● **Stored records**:
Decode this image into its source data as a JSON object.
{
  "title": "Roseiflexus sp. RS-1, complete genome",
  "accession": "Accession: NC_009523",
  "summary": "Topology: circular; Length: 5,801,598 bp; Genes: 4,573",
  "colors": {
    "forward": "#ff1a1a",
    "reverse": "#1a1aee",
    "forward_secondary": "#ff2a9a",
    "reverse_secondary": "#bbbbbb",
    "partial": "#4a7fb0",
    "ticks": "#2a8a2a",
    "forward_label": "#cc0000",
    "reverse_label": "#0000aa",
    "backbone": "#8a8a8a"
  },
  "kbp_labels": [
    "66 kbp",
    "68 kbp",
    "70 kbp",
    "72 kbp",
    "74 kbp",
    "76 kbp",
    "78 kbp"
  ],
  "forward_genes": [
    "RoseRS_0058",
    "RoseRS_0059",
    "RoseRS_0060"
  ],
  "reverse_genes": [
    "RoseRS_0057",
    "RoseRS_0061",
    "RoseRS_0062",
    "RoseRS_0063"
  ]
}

---

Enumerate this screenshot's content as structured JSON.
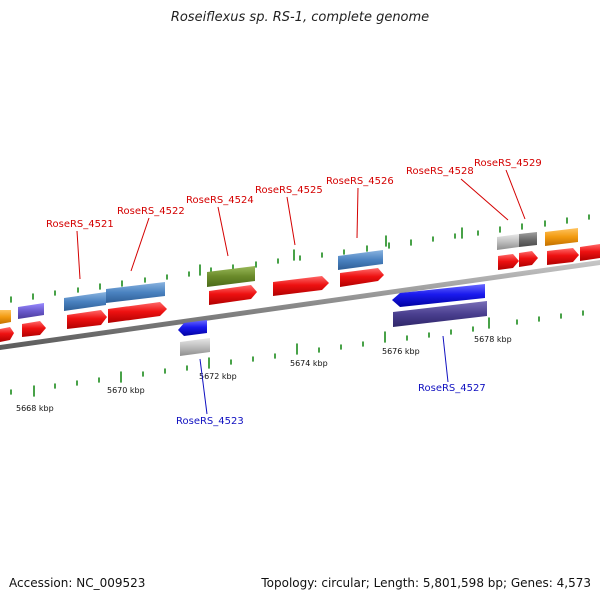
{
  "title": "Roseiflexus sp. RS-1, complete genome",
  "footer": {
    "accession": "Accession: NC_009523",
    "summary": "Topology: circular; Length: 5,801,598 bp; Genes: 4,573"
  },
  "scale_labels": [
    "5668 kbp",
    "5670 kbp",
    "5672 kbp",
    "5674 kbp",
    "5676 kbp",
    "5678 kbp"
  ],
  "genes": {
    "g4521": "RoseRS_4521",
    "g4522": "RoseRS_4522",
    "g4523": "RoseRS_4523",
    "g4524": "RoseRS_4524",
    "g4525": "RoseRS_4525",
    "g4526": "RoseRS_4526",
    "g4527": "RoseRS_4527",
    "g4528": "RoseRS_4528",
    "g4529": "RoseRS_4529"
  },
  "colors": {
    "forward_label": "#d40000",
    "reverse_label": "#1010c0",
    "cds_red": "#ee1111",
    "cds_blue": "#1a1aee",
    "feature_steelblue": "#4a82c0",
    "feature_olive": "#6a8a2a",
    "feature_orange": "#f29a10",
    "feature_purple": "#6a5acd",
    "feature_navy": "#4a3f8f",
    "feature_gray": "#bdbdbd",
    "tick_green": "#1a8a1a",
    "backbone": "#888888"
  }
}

● **Try it**: Copy out every line of the records that the string "Topology" appears in.

● **Result of the exercise**:
  "summary": "Topology: circular; Length: 5,801,598 bp; Genes: 4,573",
    "summary": "Topology: circular; Length: 5,801,598 bp; Genes: 4,573"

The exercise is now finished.